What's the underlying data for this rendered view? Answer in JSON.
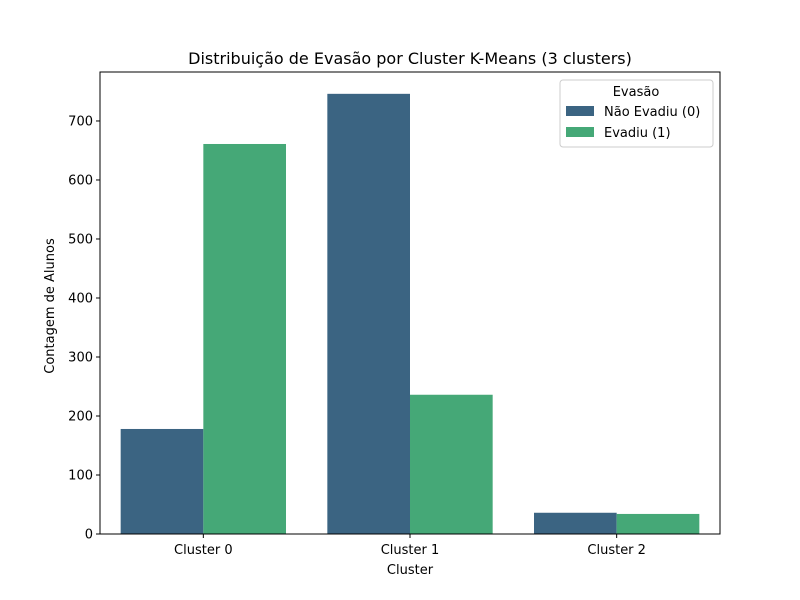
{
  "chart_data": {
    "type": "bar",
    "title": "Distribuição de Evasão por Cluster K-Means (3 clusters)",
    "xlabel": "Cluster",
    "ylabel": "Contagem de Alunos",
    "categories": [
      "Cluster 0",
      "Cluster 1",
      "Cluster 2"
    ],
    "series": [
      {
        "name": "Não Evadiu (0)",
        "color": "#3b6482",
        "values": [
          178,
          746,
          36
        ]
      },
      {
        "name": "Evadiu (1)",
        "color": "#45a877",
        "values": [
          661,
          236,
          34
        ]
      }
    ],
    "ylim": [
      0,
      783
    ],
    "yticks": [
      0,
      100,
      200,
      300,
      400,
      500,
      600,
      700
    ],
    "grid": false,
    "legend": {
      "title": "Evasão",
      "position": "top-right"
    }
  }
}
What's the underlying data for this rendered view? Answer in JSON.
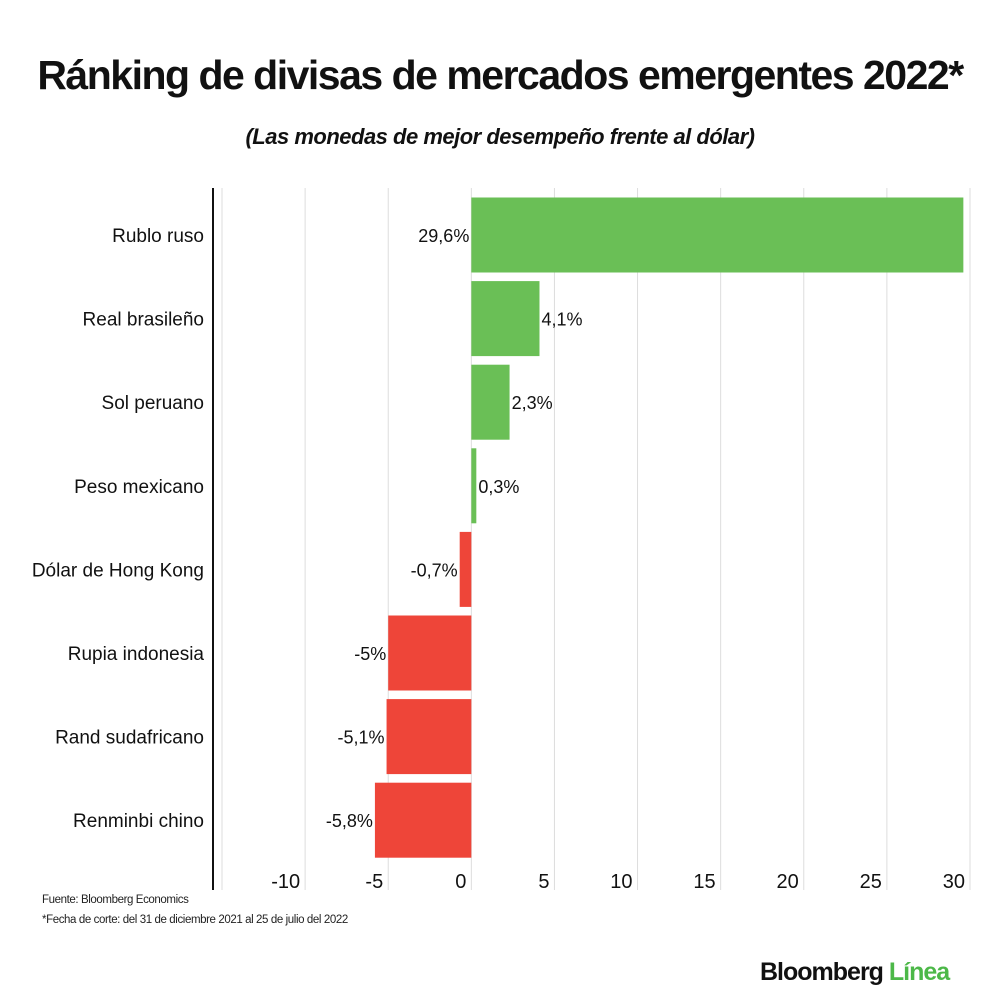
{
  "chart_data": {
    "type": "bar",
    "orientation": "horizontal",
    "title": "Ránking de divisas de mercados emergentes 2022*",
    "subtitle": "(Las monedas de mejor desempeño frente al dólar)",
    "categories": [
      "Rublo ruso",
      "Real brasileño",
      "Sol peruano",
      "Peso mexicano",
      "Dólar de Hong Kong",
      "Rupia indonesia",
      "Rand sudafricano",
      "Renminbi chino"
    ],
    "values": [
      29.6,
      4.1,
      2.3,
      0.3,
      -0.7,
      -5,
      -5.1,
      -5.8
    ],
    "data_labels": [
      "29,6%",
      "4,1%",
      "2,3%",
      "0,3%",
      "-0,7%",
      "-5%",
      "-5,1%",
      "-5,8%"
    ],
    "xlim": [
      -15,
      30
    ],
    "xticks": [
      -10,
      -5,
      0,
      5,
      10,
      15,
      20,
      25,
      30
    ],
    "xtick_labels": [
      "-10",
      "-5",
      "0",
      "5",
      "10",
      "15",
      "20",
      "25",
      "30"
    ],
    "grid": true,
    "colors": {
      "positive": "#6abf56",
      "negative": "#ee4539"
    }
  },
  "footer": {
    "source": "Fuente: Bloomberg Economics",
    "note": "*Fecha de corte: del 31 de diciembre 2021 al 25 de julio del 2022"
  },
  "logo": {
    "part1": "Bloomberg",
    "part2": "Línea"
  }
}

# TASK BRIEF:
Repeat all the records above exactly, leaving out any pictures.

# PROBLEM SOLUTION:
What's the underlying data for this rendered view? Answer in JSON.
{
  "chart_data": {
    "type": "bar",
    "title": "Distribuição de Evasão por Cluster K-Means (3 clusters)",
    "xlabel": "Cluster",
    "ylabel": "Contagem de Alunos",
    "categories": [
      "Cluster 0",
      "Cluster 1",
      "Cluster 2"
    ],
    "series": [
      {
        "name": "Não Evadiu (0)",
        "color": "#3b6482",
        "values": [
          178,
          746,
          36
        ]
      },
      {
        "name": "Evadiu (1)",
        "color": "#45a877",
        "values": [
          661,
          236,
          34
        ]
      }
    ],
    "ylim": [
      0,
      783
    ],
    "yticks": [
      0,
      100,
      200,
      300,
      400,
      500,
      600,
      700
    ],
    "grid": false,
    "legend": {
      "title": "Evasão",
      "position": "top-right"
    }
  }
}
What's the underlying data for this rendered view? Answer in JSON.
{
  "chart_data": {
    "type": "bar",
    "orientation": "horizontal",
    "title": "Ránking de divisas de mercados emergentes 2022*",
    "subtitle": "(Las monedas de mejor desempeño frente al dólar)",
    "categories": [
      "Rublo ruso",
      "Real brasileño",
      "Sol peruano",
      "Peso mexicano",
      "Dólar de Hong Kong",
      "Rupia indonesia",
      "Rand sudafricano",
      "Renminbi chino"
    ],
    "values": [
      29.6,
      4.1,
      2.3,
      0.3,
      -0.7,
      -5,
      -5.1,
      -5.8
    ],
    "data_labels": [
      "29,6%",
      "4,1%",
      "2,3%",
      "0,3%",
      "-0,7%",
      "-5%",
      "-5,1%",
      "-5,8%"
    ],
    "xlim": [
      -15,
      30
    ],
    "xticks": [
      -10,
      -5,
      0,
      5,
      10,
      15,
      20,
      25,
      30
    ],
    "xtick_labels": [
      "-10",
      "-5",
      "0",
      "5",
      "10",
      "15",
      "20",
      "25",
      "30"
    ],
    "grid": true,
    "colors": {
      "positive": "#6abf56",
      "negative": "#ee4539"
    }
  },
  "footer": {
    "source": "Fuente: Bloomberg Economics",
    "note": "*Fecha de corte: del 31 de diciembre 2021 al 25 de julio del 2022"
  },
  "logo": {
    "part1": "Bloomberg",
    "part2": "Línea"
  }
}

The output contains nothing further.